Material for this exercise >>
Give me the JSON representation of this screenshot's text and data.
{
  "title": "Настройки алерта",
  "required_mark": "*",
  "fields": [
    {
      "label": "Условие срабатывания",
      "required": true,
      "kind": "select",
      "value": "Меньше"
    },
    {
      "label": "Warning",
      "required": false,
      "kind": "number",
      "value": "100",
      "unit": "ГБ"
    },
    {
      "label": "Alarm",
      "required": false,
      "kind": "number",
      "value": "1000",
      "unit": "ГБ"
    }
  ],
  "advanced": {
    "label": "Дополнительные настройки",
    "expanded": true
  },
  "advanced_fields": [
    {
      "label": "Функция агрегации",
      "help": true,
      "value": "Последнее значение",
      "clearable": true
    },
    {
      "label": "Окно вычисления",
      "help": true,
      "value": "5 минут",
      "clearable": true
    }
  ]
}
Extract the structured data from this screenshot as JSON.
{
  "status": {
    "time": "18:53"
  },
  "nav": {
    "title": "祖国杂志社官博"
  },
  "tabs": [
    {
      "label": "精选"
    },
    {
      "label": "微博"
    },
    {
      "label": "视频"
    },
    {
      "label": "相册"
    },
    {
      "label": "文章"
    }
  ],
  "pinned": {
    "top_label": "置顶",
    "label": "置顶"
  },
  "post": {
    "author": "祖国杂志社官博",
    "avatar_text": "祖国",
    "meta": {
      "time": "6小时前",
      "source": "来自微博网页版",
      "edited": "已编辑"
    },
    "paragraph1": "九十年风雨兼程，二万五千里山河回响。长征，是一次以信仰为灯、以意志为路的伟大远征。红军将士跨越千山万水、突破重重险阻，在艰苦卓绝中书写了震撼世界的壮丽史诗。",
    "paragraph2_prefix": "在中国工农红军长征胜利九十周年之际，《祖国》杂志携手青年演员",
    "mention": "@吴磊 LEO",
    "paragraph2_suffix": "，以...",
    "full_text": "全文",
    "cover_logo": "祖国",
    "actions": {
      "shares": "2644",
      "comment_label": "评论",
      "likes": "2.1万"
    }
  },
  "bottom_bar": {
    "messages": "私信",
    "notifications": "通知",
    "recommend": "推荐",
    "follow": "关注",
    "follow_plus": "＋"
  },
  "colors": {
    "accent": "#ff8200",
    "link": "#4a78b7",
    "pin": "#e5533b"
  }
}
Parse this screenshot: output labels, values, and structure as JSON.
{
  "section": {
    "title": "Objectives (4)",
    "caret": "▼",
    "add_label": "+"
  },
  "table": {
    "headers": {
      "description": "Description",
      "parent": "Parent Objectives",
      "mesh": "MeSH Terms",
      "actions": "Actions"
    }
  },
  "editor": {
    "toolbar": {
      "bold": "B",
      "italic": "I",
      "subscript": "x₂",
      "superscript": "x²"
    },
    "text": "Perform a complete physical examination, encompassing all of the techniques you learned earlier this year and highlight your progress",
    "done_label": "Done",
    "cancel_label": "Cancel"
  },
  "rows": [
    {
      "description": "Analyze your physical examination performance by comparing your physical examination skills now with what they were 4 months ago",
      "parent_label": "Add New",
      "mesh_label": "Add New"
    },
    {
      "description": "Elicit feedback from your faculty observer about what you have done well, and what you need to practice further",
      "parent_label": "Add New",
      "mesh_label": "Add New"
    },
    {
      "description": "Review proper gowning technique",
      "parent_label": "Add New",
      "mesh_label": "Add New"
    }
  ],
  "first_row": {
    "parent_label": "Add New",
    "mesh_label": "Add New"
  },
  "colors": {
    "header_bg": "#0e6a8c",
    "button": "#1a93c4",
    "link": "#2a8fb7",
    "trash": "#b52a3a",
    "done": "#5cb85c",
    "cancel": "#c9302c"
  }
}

Task >> Every entry in the listing must be retyped exactly.

Answer to this problem >>
Give me the JSON representation of this screenshot's text and data.
{
  "title": "Настройки алерта",
  "required_mark": "*",
  "fields": [
    {
      "label": "Условие срабатывания",
      "required": true,
      "kind": "select",
      "value": "Меньше"
    },
    {
      "label": "Warning",
      "required": false,
      "kind": "number",
      "value": "100",
      "unit": "ГБ"
    },
    {
      "label": "Alarm",
      "required": false,
      "kind": "number",
      "value": "1000",
      "unit": "ГБ"
    }
  ],
  "advanced": {
    "label": "Дополнительные настройки",
    "expanded": true
  },
  "advanced_fields": [
    {
      "label": "Функция агрегации",
      "help": true,
      "value": "Последнее значение",
      "clearable": true
    },
    {
      "label": "Окно вычисления",
      "help": true,
      "value": "5 минут",
      "clearable": true
    }
  ]
}
Extract the structured data from this screenshot as JSON.
{
  "status": {
    "time": "18:53"
  },
  "nav": {
    "title": "祖国杂志社官博"
  },
  "tabs": [
    {
      "label": "精选"
    },
    {
      "label": "微博"
    },
    {
      "label": "视频"
    },
    {
      "label": "相册"
    },
    {
      "label": "文章"
    }
  ],
  "pinned": {
    "top_label": "置顶",
    "label": "置顶"
  },
  "post": {
    "author": "祖国杂志社官博",
    "avatar_text": "祖国",
    "meta": {
      "time": "6小时前",
      "source": "来自微博网页版",
      "edited": "已编辑"
    },
    "paragraph1": "九十年风雨兼程，二万五千里山河回响。长征，是一次以信仰为灯、以意志为路的伟大远征。红军将士跨越千山万水、突破重重险阻，在艰苦卓绝中书写了震撼世界的壮丽史诗。",
    "paragraph2_prefix": "在中国工农红军长征胜利九十周年之际，《祖国》杂志携手青年演员",
    "mention": "@吴磊 LEO",
    "paragraph2_suffix": "，以...",
    "full_text": "全文",
    "cover_logo": "祖国",
    "actions": {
      "shares": "2644",
      "comment_label": "评论",
      "likes": "2.1万"
    }
  },
  "bottom_bar": {
    "messages": "私信",
    "notifications": "通知",
    "recommend": "推荐",
    "follow": "关注",
    "follow_plus": "＋"
  },
  "colors": {
    "accent": "#ff8200",
    "link": "#4a78b7",
    "pin": "#e5533b"
  }
}
Parse this screenshot: output labels, values, and structure as JSON.
{
  "section": {
    "title": "Objectives (4)",
    "caret": "▼",
    "add_label": "+"
  },
  "table": {
    "headers": {
      "description": "Description",
      "parent": "Parent Objectives",
      "mesh": "MeSH Terms",
      "actions": "Actions"
    }
  },
  "editor": {
    "toolbar": {
      "bold": "B",
      "italic": "I",
      "subscript": "x₂",
      "superscript": "x²"
    },
    "text": "Perform a complete physical examination, encompassing all of the techniques you learned earlier this year and highlight your progress",
    "done_label": "Done",
    "cancel_label": "Cancel"
  },
  "rows": [
    {
      "description": "Analyze your physical examination performance by comparing your physical examination skills now with what they were 4 months ago",
      "parent_label": "Add New",
      "mesh_label": "Add New"
    },
    {
      "description": "Elicit feedback from your faculty observer about what you have done well, and what you need to practice further",
      "parent_label": "Add New",
      "mesh_label": "Add New"
    },
    {
      "description": "Review proper gowning technique",
      "parent_label": "Add New",
      "mesh_label": "Add New"
    }
  ],
  "first_row": {
    "parent_label": "Add New",
    "mesh_label": "Add New"
  },
  "colors": {
    "header_bg": "#0e6a8c",
    "button": "#1a93c4",
    "link": "#2a8fb7",
    "trash": "#b52a3a",
    "done": "#5cb85c",
    "cancel": "#c9302c"
  }
}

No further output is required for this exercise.